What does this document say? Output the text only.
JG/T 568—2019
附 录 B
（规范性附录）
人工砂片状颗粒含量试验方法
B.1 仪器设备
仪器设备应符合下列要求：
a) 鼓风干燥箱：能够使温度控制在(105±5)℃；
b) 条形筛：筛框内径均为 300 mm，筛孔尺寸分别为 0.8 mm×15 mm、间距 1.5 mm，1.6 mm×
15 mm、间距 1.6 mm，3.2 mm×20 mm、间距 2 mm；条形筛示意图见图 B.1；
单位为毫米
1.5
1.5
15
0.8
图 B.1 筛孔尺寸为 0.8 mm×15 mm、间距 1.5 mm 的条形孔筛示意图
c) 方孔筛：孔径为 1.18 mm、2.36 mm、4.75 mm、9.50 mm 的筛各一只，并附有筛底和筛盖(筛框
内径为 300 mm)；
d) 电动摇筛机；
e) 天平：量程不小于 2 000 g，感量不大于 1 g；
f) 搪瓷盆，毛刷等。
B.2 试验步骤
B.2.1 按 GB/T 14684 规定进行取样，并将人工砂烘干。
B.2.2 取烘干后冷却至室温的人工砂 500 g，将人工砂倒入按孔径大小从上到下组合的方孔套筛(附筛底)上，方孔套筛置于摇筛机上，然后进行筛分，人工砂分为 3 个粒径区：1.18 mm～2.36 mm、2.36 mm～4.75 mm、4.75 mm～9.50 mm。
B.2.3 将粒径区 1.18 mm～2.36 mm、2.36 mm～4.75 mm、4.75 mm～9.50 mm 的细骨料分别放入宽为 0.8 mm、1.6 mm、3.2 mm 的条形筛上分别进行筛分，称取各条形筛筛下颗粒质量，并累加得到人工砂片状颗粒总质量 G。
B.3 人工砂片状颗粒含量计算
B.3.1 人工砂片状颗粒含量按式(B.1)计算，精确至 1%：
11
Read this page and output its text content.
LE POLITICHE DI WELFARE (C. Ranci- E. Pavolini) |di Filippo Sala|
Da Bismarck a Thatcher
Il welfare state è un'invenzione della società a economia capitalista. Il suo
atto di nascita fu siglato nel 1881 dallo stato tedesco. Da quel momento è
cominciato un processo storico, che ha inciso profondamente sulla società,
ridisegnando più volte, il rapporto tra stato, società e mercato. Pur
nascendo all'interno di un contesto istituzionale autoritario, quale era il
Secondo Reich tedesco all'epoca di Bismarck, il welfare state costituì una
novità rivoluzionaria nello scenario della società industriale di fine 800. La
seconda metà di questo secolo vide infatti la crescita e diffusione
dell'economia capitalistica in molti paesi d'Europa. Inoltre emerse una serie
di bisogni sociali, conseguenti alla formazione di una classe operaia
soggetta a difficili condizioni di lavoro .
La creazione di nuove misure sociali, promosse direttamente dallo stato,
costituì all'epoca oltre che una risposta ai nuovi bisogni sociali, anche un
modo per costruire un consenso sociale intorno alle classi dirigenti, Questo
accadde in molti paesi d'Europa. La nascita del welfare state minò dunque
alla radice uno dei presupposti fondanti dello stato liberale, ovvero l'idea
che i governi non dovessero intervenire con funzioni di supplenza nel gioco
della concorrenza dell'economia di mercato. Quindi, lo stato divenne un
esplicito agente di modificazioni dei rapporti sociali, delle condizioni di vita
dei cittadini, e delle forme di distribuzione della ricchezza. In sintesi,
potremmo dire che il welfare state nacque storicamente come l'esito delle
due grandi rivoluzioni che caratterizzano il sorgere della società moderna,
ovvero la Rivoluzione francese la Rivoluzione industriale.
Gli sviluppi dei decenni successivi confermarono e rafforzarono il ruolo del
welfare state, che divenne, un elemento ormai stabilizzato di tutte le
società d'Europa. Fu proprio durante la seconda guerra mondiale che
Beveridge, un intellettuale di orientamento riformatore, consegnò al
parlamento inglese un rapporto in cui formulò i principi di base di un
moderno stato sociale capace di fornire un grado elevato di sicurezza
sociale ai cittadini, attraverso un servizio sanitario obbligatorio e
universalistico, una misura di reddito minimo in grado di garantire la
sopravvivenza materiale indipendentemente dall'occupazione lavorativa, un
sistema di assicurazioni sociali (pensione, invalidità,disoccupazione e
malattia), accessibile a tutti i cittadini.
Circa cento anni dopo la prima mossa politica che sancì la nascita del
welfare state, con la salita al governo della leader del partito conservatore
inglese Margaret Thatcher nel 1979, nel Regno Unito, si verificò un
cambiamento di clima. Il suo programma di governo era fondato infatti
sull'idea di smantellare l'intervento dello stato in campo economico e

What you need to do: Print every line of the records exactly. Omit nothing.

Right answer:
What does this document say? Output the text only.
JG/T 568—2019
附 录 B
（规范性附录）
人工砂片状颗粒含量试验方法
B.1 仪器设备
仪器设备应符合下列要求：
a) 鼓风干燥箱：能够使温度控制在(105±5)℃；
b) 条形筛：筛框内径均为 300 mm，筛孔尺寸分别为 0.8 mm×15 mm、间距 1.5 mm，1.6 mm×
15 mm、间距 1.6 mm，3.2 mm×20 mm、间距 2 mm；条形筛示意图见图 B.1；
单位为毫米
1.5
1.5
15
0.8
图 B.1 筛孔尺寸为 0.8 mm×15 mm、间距 1.5 mm 的条形孔筛示意图
c) 方孔筛：孔径为 1.18 mm、2.36 mm、4.75 mm、9.50 mm 的筛各一只，并附有筛底和筛盖(筛框
内径为 300 mm)；
d) 电动摇筛机；
e) 天平：量程不小于 2 000 g，感量不大于 1 g；
f) 搪瓷盆，毛刷等。
B.2 试验步骤
B.2.1 按 GB/T 14684 规定进行取样，并将人工砂烘干。
B.2.2 取烘干后冷却至室温的人工砂 500 g，将人工砂倒入按孔径大小从上到下组合的方孔套筛(附筛底)上，方孔套筛置于摇筛机上，然后进行筛分，人工砂分为 3 个粒径区：1.18 mm～2.36 mm、2.36 mm～4.75 mm、4.75 mm～9.50 mm。
B.2.3 将粒径区 1.18 mm～2.36 mm、2.36 mm～4.75 mm、4.75 mm～9.50 mm 的细骨料分别放入宽为 0.8 mm、1.6 mm、3.2 mm 的条形筛上分别进行筛分，称取各条形筛筛下颗粒质量，并累加得到人工砂片状颗粒总质量 G。
B.3 人工砂片状颗粒含量计算
B.3.1 人工砂片状颗粒含量按式(B.1)计算，精确至 1%：
11
Read this page and output its text content.
LE POLITICHE DI WELFARE (C. Ranci- E. Pavolini) |di Filippo Sala|
Da Bismarck a Thatcher
Il welfare state è un'invenzione della società a economia capitalista. Il suo
atto di nascita fu siglato nel 1881 dallo stato tedesco. Da quel momento è
cominciato un processo storico, che ha inciso profondamente sulla società,
ridisegnando più volte, il rapporto tra stato, società e mercato. Pur
nascendo all'interno di un contesto istituzionale autoritario, quale era il
Secondo Reich tedesco all'epoca di Bismarck, il welfare state costituì una
novità rivoluzionaria nello scenario della società industriale di fine 800. La
seconda metà di questo secolo vide infatti la crescita e diffusione
dell'economia capitalistica in molti paesi d'Europa. Inoltre emerse una serie
di bisogni sociali, conseguenti alla formazione di una classe operaia
soggetta a difficili condizioni di lavoro .
La creazione di nuove misure sociali, promosse direttamente dallo stato,
costituì all'epoca oltre che una risposta ai nuovi bisogni sociali, anche un
modo per costruire un consenso sociale intorno alle classi dirigenti, Questo
accadde in molti paesi d'Europa. La nascita del welfare state minò dunque
alla radice uno dei presupposti fondanti dello stato liberale, ovvero l'idea
che i governi non dovessero intervenire con funzioni di supplenza nel gioco
della concorrenza dell'economia di mercato. Quindi, lo stato divenne un
esplicito agente di modificazioni dei rapporti sociali, delle condizioni di vita
dei cittadini, e delle forme di distribuzione della ricchezza. In sintesi,
potremmo dire che il welfare state nacque storicamente come l'esito delle
due grandi rivoluzioni che caratterizzano il sorgere della società moderna,
ovvero la Rivoluzione francese la Rivoluzione industriale.
Gli sviluppi dei decenni successivi confermarono e rafforzarono il ruolo del
welfare state, che divenne, un elemento ormai stabilizzato di tutte le
società d'Europa. Fu proprio durante la seconda guerra mondiale che
Beveridge, un intellettuale di orientamento riformatore, consegnò al
parlamento inglese un rapporto in cui formulò i principi di base di un
moderno stato sociale capace di fornire un grado elevato di sicurezza
sociale ai cittadini, attraverso un servizio sanitario obbligatorio e
universalistico, una misura di reddito minimo in grado di garantire la
sopravvivenza materiale indipendentemente dall'occupazione lavorativa, un
sistema di assicurazioni sociali (pensione, invalidità,disoccupazione e
malattia), accessibile a tutti i cittadini.
Circa cento anni dopo la prima mossa politica che sancì la nascita del
welfare state, con la salita al governo della leader del partito conservatore
inglese Margaret Thatcher nel 1979, nel Regno Unito, si verificò un
cambiamento di clima. Il suo programma di governo era fondato infatti
sull'idea di smantellare l'intervento dello stato in campo economico e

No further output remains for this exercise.